**WORK TO BE COMPLETED**.
Using the listing below, extract each line that has the word "github" in it.

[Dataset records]

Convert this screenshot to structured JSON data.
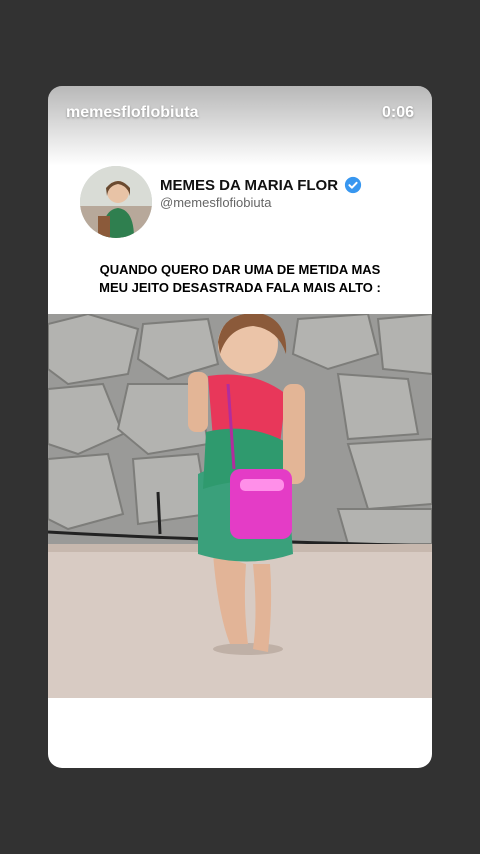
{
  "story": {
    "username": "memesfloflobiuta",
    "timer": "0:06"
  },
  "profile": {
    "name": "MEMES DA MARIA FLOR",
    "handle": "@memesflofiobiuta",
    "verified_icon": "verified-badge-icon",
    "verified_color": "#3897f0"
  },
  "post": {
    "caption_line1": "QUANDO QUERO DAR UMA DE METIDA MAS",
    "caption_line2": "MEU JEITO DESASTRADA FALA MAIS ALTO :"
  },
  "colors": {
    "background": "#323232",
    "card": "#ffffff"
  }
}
--
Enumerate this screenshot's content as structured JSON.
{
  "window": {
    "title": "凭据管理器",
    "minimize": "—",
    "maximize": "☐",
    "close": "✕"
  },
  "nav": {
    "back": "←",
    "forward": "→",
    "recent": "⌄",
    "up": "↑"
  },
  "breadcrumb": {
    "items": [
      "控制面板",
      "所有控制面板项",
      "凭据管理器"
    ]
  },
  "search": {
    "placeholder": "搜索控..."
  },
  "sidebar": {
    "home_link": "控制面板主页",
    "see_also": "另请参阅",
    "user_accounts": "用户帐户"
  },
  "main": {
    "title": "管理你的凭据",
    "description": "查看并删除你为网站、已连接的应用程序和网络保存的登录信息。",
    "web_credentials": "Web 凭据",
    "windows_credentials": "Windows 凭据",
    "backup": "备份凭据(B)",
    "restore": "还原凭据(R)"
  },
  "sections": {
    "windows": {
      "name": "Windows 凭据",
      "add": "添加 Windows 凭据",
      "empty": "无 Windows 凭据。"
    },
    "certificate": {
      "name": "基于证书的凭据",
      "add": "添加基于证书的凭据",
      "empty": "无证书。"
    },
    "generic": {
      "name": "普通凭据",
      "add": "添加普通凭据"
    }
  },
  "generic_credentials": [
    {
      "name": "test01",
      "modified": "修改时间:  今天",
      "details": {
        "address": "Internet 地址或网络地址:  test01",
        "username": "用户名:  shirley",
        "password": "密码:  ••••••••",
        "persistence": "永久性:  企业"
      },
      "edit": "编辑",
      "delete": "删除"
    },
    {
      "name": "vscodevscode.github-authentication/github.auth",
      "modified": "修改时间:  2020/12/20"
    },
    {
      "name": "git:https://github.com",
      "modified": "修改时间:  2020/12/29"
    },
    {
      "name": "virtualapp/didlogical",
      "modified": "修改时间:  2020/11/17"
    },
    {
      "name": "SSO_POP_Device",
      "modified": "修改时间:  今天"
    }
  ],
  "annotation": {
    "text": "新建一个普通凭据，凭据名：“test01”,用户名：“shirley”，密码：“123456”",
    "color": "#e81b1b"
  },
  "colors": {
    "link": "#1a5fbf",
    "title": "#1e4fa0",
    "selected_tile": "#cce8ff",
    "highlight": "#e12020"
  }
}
==
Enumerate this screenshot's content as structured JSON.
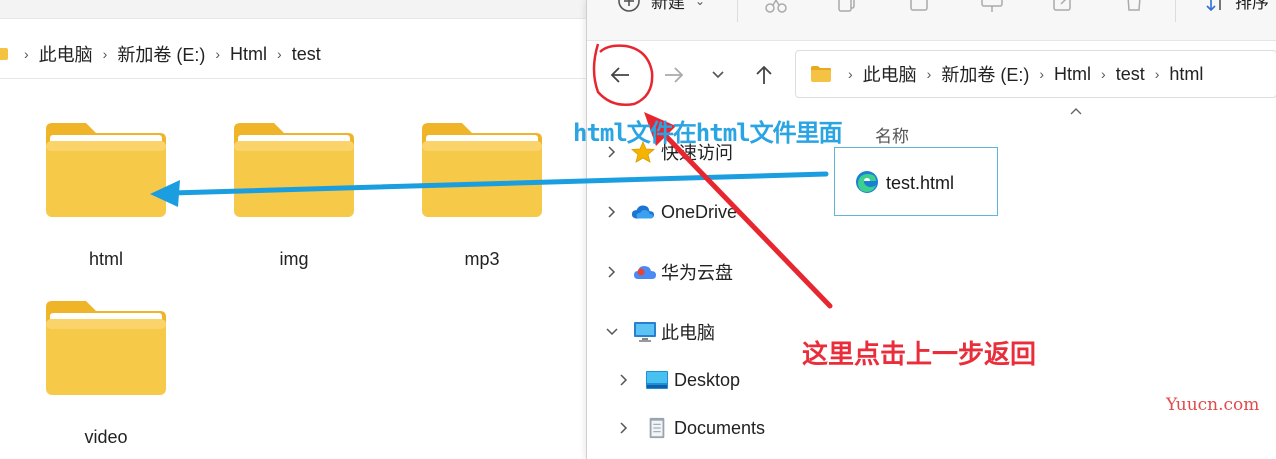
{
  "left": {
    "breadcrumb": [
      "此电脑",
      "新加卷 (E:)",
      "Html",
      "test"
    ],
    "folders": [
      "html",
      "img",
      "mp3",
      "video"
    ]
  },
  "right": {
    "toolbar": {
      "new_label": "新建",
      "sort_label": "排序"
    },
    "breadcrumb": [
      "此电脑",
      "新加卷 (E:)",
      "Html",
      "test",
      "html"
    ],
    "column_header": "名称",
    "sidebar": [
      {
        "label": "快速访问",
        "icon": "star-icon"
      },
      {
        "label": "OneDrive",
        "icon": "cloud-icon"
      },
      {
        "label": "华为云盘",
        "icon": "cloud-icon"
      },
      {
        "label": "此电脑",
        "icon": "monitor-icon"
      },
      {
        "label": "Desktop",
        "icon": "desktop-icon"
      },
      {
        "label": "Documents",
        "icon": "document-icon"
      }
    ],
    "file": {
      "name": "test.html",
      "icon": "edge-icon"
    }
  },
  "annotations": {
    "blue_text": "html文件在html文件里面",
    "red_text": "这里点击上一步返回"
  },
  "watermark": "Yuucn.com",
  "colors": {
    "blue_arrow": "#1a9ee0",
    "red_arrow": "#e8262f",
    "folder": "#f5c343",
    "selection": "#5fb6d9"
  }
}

**RESPONSE TO THE EXERCISE**.
      "name": "vscodevscode.github-authentication/github.auth",
      "name": "git:https://github.com",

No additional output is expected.